» Exercise goal
Leave the pictures out and print every record below exactly as it stands.

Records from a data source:
··········

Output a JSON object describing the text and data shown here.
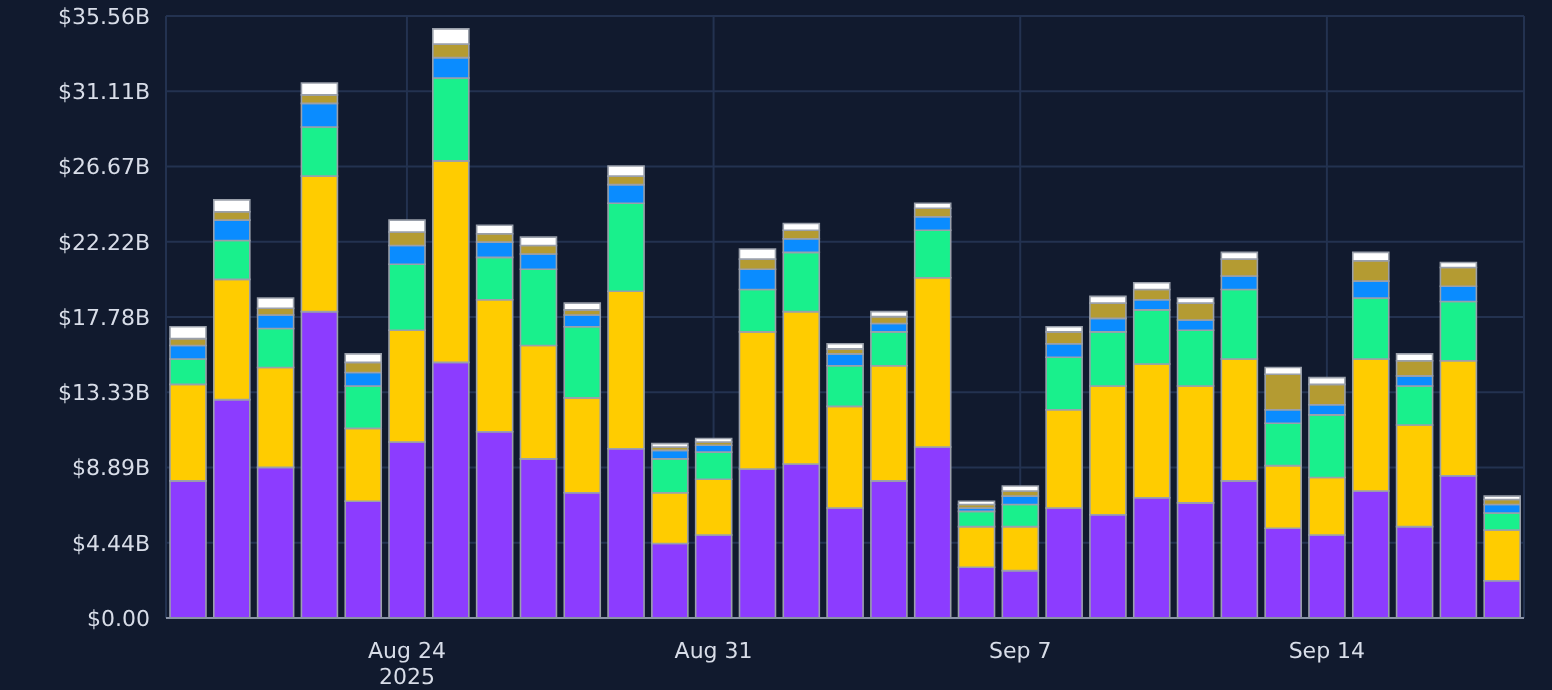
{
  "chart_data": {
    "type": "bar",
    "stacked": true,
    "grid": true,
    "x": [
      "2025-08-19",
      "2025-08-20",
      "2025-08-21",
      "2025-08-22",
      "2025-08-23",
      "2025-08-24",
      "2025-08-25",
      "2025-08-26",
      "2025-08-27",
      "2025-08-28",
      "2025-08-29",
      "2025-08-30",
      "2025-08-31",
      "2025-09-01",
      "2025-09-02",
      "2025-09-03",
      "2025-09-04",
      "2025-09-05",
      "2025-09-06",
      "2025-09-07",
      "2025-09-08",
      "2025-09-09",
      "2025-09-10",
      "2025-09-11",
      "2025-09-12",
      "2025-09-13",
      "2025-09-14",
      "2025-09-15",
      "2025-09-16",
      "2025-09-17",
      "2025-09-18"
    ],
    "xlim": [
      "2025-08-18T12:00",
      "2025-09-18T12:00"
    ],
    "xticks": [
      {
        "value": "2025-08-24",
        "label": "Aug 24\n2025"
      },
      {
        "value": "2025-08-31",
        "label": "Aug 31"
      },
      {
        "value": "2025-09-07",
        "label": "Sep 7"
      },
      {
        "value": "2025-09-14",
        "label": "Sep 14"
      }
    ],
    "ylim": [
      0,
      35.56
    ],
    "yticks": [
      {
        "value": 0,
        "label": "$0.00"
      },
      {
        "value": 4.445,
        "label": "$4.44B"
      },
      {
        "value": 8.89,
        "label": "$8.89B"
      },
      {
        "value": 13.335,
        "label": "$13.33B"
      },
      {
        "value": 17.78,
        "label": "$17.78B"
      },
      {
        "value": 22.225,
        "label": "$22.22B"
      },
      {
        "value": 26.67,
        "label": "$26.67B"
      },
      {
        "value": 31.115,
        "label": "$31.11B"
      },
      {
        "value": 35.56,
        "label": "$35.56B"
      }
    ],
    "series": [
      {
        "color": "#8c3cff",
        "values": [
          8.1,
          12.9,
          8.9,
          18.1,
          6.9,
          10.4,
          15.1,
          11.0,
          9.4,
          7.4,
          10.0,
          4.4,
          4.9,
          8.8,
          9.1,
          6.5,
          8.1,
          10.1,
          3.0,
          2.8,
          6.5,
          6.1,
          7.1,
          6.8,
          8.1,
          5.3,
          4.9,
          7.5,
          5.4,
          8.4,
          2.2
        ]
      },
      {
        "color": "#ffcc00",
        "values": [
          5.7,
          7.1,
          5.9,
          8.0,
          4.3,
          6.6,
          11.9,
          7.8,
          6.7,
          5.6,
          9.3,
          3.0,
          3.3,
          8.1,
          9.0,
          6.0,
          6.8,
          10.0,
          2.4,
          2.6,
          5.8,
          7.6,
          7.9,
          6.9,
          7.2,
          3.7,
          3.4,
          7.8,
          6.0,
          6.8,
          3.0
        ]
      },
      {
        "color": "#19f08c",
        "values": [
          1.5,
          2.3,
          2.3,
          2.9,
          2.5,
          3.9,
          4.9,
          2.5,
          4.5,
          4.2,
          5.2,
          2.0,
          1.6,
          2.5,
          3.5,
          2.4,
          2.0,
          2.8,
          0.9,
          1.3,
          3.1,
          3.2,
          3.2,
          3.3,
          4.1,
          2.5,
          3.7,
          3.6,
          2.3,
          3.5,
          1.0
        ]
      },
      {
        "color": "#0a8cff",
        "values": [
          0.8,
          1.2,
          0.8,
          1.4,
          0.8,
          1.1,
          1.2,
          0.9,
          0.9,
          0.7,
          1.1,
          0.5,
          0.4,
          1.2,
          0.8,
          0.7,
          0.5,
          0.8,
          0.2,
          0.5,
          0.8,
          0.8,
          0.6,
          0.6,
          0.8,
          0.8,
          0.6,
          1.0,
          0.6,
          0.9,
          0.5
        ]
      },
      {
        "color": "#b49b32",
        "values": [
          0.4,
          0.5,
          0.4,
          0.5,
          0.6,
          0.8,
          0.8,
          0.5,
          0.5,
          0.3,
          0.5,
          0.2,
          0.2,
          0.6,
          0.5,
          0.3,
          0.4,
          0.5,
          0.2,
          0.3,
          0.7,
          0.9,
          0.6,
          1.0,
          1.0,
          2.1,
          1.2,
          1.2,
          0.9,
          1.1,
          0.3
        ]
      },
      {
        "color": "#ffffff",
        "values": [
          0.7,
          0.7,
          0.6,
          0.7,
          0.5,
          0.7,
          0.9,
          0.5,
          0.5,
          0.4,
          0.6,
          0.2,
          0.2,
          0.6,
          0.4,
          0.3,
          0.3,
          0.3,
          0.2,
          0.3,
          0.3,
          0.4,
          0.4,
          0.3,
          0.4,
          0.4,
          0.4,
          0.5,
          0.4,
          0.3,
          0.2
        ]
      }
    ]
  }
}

··········

» Solution for this problem
Output a JSON object describing the text and data shown here.
{
  "chart_data": {
    "type": "bar",
    "stacked": true,
    "grid": true,
    "x": [
      "2025-08-19",
      "2025-08-20",
      "2025-08-21",
      "2025-08-22",
      "2025-08-23",
      "2025-08-24",
      "2025-08-25",
      "2025-08-26",
      "2025-08-27",
      "2025-08-28",
      "2025-08-29",
      "2025-08-30",
      "2025-08-31",
      "2025-09-01",
      "2025-09-02",
      "2025-09-03",
      "2025-09-04",
      "2025-09-05",
      "2025-09-06",
      "2025-09-07",
      "2025-09-08",
      "2025-09-09",
      "2025-09-10",
      "2025-09-11",
      "2025-09-12",
      "2025-09-13",
      "2025-09-14",
      "2025-09-15",
      "2025-09-16",
      "2025-09-17",
      "2025-09-18"
    ],
    "xlim": [
      "2025-08-18T12:00",
      "2025-09-18T12:00"
    ],
    "xticks": [
      {
        "value": "2025-08-24",
        "label": "Aug 24\n2025"
      },
      {
        "value": "2025-08-31",
        "label": "Aug 31"
      },
      {
        "value": "2025-09-07",
        "label": "Sep 7"
      },
      {
        "value": "2025-09-14",
        "label": "Sep 14"
      }
    ],
    "ylim": [
      0,
      35.56
    ],
    "yticks": [
      {
        "value": 0,
        "label": "$0.00"
      },
      {
        "value": 4.445,
        "label": "$4.44B"
      },
      {
        "value": 8.89,
        "label": "$8.89B"
      },
      {
        "value": 13.335,
        "label": "$13.33B"
      },
      {
        "value": 17.78,
        "label": "$17.78B"
      },
      {
        "value": 22.225,
        "label": "$22.22B"
      },
      {
        "value": 26.67,
        "label": "$26.67B"
      },
      {
        "value": 31.115,
        "label": "$31.11B"
      },
      {
        "value": 35.56,
        "label": "$35.56B"
      }
    ],
    "series": [
      {
        "color": "#8c3cff",
        "values": [
          8.1,
          12.9,
          8.9,
          18.1,
          6.9,
          10.4,
          15.1,
          11.0,
          9.4,
          7.4,
          10.0,
          4.4,
          4.9,
          8.8,
          9.1,
          6.5,
          8.1,
          10.1,
          3.0,
          2.8,
          6.5,
          6.1,
          7.1,
          6.8,
          8.1,
          5.3,
          4.9,
          7.5,
          5.4,
          8.4,
          2.2
        ]
      },
      {
        "color": "#ffcc00",
        "values": [
          5.7,
          7.1,
          5.9,
          8.0,
          4.3,
          6.6,
          11.9,
          7.8,
          6.7,
          5.6,
          9.3,
          3.0,
          3.3,
          8.1,
          9.0,
          6.0,
          6.8,
          10.0,
          2.4,
          2.6,
          5.8,
          7.6,
          7.9,
          6.9,
          7.2,
          3.7,
          3.4,
          7.8,
          6.0,
          6.8,
          3.0
        ]
      },
      {
        "color": "#19f08c",
        "values": [
          1.5,
          2.3,
          2.3,
          2.9,
          2.5,
          3.9,
          4.9,
          2.5,
          4.5,
          4.2,
          5.2,
          2.0,
          1.6,
          2.5,
          3.5,
          2.4,
          2.0,
          2.8,
          0.9,
          1.3,
          3.1,
          3.2,
          3.2,
          3.3,
          4.1,
          2.5,
          3.7,
          3.6,
          2.3,
          3.5,
          1.0
        ]
      },
      {
        "color": "#0a8cff",
        "values": [
          0.8,
          1.2,
          0.8,
          1.4,
          0.8,
          1.1,
          1.2,
          0.9,
          0.9,
          0.7,
          1.1,
          0.5,
          0.4,
          1.2,
          0.8,
          0.7,
          0.5,
          0.8,
          0.2,
          0.5,
          0.8,
          0.8,
          0.6,
          0.6,
          0.8,
          0.8,
          0.6,
          1.0,
          0.6,
          0.9,
          0.5
        ]
      },
      {
        "color": "#b49b32",
        "values": [
          0.4,
          0.5,
          0.4,
          0.5,
          0.6,
          0.8,
          0.8,
          0.5,
          0.5,
          0.3,
          0.5,
          0.2,
          0.2,
          0.6,
          0.5,
          0.3,
          0.4,
          0.5,
          0.2,
          0.3,
          0.7,
          0.9,
          0.6,
          1.0,
          1.0,
          2.1,
          1.2,
          1.2,
          0.9,
          1.1,
          0.3
        ]
      },
      {
        "color": "#ffffff",
        "values": [
          0.7,
          0.7,
          0.6,
          0.7,
          0.5,
          0.7,
          0.9,
          0.5,
          0.5,
          0.4,
          0.6,
          0.2,
          0.2,
          0.6,
          0.4,
          0.3,
          0.3,
          0.3,
          0.2,
          0.3,
          0.3,
          0.4,
          0.4,
          0.3,
          0.4,
          0.4,
          0.4,
          0.5,
          0.4,
          0.3,
          0.2
        ]
      }
    ]
  }
}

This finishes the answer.